Records for this task:
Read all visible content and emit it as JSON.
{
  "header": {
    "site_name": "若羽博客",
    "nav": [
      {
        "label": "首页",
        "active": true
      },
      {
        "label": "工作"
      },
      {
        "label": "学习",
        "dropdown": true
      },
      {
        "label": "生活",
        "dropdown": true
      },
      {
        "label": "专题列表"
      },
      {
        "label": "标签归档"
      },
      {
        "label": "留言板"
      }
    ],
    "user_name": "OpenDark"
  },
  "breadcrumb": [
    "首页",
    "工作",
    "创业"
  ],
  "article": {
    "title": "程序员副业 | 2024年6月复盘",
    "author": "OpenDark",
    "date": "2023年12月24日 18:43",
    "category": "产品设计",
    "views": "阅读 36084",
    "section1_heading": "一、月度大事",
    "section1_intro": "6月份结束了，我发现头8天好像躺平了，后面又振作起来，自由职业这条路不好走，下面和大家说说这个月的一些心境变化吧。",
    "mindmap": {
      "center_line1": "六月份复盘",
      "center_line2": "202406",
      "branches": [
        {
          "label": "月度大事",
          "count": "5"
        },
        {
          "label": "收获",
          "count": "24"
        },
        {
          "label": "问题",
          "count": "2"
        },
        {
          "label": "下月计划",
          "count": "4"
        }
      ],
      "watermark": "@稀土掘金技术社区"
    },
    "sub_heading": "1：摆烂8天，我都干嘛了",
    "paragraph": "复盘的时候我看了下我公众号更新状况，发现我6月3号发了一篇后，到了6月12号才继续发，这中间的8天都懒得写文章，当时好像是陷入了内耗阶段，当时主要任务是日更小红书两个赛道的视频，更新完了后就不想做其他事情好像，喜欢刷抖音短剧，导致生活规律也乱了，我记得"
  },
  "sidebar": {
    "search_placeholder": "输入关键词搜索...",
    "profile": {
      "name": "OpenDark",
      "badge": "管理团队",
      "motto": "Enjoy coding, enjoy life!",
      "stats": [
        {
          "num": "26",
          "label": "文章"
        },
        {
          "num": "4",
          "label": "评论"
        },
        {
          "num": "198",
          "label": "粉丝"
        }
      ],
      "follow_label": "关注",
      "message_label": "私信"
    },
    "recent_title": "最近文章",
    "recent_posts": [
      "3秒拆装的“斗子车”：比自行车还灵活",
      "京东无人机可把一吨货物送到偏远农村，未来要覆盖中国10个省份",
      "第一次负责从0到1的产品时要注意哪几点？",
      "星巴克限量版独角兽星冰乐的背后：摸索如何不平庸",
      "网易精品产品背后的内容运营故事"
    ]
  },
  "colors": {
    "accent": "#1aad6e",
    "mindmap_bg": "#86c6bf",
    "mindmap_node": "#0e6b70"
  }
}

Instructions to follow:
Report how many lines in this data include the string "OpenDark", and nothing else.

Result below:
3